→ **EXERCISE GOAL**:
Work out the number of lines with the word "JSON" in the material below, then reply with that number only.

** BEGIN MATERIAL FOR THIS TASK **

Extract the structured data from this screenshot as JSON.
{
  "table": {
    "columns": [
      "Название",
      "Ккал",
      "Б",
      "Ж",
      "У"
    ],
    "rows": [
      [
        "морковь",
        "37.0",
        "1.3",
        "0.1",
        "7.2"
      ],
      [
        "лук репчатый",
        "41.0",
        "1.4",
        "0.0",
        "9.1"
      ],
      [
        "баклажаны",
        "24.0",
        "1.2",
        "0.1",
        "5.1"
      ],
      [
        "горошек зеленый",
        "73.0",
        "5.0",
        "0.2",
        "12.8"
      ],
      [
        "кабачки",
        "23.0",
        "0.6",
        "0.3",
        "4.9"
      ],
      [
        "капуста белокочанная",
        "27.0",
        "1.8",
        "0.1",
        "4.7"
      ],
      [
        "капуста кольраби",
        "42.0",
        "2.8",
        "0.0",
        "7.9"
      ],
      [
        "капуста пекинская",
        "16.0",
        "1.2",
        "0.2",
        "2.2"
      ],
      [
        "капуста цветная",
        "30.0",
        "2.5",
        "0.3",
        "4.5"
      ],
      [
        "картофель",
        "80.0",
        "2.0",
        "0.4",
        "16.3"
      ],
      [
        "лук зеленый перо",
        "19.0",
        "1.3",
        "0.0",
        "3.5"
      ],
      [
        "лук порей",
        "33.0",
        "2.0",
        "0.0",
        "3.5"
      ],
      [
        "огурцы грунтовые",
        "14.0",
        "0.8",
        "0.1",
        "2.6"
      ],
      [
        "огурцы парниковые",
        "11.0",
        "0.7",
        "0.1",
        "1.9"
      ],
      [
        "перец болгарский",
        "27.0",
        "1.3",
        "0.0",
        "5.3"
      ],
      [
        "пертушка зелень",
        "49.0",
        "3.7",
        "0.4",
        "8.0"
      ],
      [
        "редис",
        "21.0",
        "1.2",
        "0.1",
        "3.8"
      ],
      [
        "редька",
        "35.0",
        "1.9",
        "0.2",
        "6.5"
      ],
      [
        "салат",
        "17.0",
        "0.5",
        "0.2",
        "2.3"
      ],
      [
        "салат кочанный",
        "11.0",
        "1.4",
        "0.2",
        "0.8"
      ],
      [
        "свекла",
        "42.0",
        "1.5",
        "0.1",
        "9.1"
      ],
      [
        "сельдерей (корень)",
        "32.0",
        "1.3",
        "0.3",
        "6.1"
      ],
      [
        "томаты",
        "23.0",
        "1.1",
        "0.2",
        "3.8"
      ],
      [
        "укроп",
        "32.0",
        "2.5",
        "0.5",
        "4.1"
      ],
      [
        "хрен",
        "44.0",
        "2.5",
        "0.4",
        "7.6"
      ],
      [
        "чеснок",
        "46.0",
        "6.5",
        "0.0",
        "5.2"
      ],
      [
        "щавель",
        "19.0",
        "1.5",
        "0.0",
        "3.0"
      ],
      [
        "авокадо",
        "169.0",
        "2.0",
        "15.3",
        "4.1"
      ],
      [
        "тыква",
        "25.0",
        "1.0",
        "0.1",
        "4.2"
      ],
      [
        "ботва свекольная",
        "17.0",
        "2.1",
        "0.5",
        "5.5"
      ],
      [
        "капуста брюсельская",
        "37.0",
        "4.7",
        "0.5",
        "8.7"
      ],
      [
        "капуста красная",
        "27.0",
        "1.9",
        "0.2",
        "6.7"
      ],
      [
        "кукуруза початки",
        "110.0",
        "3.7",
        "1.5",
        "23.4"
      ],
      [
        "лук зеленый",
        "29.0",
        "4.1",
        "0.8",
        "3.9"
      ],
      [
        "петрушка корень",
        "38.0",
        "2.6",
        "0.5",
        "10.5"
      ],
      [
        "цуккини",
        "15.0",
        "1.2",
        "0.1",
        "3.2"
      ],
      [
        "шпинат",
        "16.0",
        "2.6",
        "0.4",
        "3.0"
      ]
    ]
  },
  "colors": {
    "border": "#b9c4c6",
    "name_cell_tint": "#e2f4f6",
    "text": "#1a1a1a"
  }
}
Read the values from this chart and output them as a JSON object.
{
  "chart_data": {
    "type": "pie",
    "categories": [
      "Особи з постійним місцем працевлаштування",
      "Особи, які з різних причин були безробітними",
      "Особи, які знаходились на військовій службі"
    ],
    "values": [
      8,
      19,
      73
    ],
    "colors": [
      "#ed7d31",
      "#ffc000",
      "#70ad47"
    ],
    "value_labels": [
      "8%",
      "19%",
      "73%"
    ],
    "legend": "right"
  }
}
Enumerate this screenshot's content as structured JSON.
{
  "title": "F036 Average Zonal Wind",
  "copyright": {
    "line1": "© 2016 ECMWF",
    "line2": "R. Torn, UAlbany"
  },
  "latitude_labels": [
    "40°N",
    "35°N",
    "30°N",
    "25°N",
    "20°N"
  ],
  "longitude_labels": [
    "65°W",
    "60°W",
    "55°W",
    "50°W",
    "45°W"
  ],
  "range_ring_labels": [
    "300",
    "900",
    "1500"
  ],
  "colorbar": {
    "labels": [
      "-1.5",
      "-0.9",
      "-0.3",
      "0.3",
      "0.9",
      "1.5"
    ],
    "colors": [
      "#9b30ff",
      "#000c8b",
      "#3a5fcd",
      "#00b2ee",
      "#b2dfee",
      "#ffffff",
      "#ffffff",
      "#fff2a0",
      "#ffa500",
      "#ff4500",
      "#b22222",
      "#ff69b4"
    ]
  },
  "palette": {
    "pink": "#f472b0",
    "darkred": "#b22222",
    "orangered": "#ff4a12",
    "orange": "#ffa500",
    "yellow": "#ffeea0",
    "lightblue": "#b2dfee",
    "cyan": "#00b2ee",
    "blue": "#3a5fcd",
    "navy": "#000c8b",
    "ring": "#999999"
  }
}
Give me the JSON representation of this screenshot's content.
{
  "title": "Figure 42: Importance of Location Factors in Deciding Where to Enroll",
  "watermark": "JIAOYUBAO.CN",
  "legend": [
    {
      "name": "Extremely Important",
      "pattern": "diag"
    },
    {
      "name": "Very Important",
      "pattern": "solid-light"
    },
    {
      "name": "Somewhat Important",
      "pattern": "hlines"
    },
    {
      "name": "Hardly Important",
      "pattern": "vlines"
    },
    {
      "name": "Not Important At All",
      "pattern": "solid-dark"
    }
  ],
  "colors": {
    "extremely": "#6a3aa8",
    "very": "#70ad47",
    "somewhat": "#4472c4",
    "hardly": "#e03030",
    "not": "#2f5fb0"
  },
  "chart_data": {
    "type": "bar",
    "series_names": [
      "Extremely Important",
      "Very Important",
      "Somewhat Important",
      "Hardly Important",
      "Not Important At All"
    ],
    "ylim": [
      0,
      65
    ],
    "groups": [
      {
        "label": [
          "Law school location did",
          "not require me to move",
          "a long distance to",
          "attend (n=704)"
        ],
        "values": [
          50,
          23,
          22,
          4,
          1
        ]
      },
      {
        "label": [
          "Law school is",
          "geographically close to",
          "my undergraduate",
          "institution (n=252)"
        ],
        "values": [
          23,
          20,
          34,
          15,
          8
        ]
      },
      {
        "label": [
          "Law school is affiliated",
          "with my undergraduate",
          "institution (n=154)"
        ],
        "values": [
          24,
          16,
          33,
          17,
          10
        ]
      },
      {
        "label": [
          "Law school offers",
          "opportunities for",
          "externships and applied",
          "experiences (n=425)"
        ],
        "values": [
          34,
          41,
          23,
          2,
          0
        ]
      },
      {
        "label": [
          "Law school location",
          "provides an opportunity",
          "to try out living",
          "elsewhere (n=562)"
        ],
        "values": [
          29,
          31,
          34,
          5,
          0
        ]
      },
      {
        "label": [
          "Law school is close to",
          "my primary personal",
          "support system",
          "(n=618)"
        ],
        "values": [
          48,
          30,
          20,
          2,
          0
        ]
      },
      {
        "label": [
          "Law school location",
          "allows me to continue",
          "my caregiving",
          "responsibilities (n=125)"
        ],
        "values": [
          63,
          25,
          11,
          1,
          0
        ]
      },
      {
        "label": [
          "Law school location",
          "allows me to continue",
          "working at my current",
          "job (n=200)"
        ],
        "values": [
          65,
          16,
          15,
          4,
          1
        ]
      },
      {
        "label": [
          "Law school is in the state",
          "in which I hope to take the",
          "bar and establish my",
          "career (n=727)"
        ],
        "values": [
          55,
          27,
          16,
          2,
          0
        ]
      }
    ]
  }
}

** END MATERIAL FOR THIS TASK **

→ **REPLY TO THE EXERCISE**:
4